▶ **Requirements**:
Look through the data below. Show each line where the string "Price" occurs.

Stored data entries
[BEGIN]

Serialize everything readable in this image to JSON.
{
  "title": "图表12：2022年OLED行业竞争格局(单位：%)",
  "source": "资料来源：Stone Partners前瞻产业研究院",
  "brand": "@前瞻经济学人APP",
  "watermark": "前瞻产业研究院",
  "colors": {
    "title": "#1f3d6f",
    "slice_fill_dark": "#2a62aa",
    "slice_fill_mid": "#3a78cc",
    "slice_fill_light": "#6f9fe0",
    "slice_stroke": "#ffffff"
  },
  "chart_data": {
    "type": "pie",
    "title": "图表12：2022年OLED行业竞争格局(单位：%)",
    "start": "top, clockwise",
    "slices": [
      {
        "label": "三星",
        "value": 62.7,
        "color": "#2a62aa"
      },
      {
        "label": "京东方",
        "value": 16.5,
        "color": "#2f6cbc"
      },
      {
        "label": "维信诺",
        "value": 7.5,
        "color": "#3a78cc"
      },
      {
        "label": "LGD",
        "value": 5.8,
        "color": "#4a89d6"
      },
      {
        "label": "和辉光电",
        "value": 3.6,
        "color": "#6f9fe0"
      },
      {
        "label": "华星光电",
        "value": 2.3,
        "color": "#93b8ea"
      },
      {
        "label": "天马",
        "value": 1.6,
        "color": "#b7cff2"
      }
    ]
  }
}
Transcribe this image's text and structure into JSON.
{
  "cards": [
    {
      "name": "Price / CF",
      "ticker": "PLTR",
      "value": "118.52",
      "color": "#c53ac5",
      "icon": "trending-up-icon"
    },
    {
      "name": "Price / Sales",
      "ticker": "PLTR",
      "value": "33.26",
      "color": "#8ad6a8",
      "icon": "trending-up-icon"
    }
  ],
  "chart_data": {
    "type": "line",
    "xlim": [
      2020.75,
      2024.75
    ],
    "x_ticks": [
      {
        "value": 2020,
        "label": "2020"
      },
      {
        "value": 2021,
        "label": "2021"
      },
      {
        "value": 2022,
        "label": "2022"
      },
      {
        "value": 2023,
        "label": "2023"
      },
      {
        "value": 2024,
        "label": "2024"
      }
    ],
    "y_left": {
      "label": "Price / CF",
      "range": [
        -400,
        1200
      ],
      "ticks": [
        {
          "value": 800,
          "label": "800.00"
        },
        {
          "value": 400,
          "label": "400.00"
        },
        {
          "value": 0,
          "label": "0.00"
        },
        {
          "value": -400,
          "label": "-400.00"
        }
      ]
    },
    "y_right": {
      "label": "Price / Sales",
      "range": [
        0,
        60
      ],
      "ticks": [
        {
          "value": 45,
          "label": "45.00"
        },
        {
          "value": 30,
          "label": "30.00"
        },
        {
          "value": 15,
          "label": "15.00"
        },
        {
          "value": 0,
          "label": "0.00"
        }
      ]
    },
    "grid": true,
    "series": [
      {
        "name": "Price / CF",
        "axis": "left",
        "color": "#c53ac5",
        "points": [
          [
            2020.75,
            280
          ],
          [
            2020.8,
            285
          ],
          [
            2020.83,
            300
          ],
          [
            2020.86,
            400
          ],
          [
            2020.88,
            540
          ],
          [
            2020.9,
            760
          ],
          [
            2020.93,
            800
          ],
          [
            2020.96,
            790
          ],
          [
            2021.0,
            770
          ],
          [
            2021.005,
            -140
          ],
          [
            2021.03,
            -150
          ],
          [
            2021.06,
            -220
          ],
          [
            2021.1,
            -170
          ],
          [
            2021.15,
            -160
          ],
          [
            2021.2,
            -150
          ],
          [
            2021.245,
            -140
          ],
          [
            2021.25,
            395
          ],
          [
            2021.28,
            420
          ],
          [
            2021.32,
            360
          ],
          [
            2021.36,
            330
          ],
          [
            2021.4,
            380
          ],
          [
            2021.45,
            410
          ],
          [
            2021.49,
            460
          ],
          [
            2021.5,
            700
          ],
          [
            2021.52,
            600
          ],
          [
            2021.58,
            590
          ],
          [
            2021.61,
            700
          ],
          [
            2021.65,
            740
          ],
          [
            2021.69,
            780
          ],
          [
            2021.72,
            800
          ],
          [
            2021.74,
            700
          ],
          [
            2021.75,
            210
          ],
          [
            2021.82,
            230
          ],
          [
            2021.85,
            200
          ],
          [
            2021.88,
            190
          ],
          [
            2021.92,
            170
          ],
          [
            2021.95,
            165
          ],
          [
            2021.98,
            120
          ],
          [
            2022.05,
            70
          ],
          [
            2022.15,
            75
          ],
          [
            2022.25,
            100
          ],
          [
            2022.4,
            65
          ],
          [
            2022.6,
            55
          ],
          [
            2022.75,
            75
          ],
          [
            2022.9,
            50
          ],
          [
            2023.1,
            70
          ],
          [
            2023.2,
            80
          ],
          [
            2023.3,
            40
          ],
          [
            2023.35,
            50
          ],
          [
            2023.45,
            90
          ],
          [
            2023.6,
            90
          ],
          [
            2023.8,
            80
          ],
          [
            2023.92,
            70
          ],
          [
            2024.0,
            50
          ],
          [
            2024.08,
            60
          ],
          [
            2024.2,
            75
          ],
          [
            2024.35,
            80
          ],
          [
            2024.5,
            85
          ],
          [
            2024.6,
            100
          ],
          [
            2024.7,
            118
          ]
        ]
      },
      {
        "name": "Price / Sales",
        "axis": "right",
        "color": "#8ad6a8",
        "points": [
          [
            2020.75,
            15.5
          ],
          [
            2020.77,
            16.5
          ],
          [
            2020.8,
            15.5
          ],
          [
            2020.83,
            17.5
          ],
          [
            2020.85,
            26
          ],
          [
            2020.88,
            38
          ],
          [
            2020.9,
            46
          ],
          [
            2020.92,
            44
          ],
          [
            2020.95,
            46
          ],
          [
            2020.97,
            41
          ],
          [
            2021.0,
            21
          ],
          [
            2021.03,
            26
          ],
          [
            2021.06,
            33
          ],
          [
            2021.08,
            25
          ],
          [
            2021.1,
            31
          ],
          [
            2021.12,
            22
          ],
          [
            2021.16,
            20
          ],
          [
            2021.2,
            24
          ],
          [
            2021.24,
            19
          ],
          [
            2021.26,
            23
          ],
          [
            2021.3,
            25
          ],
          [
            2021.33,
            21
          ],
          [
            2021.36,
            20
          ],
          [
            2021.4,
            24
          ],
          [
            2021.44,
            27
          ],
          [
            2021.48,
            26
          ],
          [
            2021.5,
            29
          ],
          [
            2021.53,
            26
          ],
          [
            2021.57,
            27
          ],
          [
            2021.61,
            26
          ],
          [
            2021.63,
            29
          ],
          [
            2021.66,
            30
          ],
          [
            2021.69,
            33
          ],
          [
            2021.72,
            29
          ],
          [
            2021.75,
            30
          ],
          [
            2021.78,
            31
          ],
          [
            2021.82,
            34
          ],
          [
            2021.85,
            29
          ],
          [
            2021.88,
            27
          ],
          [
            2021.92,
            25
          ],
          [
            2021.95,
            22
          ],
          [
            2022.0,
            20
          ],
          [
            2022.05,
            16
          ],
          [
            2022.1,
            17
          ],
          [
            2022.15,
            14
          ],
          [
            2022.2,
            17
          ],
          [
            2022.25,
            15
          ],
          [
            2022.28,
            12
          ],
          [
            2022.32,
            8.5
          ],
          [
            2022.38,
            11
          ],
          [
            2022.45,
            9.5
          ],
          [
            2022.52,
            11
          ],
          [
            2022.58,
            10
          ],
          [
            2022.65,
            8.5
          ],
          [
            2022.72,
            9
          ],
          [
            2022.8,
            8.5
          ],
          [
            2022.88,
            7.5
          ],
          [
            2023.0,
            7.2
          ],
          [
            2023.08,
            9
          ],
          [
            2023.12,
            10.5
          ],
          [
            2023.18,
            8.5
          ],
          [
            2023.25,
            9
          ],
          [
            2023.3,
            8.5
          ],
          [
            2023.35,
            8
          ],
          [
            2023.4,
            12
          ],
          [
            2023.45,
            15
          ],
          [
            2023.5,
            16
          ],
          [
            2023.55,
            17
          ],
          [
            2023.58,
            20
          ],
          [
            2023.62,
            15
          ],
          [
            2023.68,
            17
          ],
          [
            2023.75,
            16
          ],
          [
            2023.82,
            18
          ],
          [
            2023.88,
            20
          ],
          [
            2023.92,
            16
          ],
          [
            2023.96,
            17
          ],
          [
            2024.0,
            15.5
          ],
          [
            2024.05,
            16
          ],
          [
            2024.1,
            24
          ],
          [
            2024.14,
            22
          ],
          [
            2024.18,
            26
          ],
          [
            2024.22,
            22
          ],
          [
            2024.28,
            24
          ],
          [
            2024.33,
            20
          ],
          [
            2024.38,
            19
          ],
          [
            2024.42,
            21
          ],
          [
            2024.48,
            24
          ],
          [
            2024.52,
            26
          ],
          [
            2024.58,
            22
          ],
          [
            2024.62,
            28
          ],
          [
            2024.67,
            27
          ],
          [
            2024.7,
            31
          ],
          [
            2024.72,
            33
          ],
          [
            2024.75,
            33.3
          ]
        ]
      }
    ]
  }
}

[END]

▶ **Solution to this problem**:
      "name": "Price / CF",
      "name": "Price / Sales",
      "label": "Price / CF",
      "label": "Price / Sales",
        "name": "Price / CF",
        "name": "Price / Sales",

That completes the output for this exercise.